╭──

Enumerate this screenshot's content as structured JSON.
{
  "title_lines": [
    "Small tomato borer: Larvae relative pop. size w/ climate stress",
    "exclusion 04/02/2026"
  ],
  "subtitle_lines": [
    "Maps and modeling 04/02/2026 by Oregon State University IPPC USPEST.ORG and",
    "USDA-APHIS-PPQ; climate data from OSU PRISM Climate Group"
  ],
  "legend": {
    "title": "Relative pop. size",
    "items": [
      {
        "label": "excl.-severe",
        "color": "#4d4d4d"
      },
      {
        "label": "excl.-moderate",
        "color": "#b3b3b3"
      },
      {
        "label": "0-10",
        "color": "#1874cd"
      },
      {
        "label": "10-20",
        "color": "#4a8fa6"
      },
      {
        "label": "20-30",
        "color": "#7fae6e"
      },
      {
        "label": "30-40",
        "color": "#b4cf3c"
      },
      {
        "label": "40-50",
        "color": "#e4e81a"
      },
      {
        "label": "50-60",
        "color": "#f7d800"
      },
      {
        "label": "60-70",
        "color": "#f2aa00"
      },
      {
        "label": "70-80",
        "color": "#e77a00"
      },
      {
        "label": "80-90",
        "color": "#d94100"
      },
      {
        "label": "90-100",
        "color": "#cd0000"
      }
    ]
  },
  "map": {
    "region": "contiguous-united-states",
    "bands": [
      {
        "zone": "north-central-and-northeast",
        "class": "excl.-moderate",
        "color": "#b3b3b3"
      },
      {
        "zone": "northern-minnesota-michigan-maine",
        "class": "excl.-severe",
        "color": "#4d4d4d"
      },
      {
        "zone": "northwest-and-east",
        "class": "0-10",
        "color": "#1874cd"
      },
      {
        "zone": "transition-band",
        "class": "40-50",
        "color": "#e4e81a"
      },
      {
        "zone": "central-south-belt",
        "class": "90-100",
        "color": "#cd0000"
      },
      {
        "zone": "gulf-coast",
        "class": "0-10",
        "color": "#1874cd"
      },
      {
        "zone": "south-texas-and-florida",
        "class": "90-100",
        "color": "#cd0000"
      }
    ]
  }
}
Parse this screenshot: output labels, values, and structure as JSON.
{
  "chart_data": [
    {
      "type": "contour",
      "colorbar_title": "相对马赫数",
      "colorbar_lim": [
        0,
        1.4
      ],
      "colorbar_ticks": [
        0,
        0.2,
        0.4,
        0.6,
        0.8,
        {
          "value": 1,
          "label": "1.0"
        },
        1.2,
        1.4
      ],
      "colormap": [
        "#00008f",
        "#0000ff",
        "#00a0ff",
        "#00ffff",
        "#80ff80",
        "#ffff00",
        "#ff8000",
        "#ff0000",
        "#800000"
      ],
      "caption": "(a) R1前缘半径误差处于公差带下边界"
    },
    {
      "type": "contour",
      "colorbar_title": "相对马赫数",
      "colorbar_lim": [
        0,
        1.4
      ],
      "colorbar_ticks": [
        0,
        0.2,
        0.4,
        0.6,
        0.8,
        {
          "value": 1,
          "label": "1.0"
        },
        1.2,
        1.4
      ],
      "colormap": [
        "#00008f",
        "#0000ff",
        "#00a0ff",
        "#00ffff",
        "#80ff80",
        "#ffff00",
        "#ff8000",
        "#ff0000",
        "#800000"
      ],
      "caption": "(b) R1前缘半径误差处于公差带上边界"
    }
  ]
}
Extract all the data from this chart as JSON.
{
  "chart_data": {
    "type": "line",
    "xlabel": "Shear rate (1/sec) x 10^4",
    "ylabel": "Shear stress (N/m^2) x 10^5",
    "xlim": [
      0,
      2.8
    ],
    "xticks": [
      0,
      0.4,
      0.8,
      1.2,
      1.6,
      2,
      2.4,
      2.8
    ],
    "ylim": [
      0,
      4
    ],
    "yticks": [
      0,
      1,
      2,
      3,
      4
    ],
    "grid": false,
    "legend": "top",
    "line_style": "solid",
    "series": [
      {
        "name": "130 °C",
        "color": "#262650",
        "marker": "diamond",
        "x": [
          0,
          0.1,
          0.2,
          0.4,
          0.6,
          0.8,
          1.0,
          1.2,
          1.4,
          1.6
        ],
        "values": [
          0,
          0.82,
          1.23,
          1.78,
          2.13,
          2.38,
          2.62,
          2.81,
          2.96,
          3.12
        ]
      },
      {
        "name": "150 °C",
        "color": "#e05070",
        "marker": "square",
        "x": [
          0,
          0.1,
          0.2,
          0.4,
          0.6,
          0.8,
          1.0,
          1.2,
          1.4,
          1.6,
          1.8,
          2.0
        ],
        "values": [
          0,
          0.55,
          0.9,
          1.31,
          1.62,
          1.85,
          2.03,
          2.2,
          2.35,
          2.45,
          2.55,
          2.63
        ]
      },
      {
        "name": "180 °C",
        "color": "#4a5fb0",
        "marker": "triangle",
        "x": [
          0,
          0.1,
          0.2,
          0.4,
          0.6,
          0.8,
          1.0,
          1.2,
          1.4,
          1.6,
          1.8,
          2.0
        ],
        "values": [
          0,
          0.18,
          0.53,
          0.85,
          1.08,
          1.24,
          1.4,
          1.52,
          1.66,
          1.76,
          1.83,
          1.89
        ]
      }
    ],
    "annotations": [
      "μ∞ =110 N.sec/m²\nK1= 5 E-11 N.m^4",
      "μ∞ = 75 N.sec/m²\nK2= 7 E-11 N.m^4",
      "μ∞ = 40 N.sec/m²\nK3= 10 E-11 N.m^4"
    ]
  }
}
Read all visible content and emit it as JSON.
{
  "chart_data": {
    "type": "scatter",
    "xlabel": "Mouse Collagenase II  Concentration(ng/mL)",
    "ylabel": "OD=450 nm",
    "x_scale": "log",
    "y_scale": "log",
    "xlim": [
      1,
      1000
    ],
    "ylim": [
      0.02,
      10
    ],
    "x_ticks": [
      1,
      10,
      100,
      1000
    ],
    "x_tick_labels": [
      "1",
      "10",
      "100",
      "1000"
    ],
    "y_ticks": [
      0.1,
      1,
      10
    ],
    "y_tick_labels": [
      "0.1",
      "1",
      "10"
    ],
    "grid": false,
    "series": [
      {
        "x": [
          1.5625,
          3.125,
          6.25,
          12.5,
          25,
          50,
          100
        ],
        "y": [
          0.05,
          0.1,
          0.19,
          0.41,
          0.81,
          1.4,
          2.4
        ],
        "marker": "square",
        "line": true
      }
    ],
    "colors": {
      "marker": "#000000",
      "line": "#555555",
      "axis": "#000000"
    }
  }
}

╰──

## GOAL
Locate the lines above that contain "ylabel" and copy them.

## FULL OUTPUT
    "ylabel": "Shear stress (N/m^2) x 10^5",
    "ylabel": "OD=450 nm",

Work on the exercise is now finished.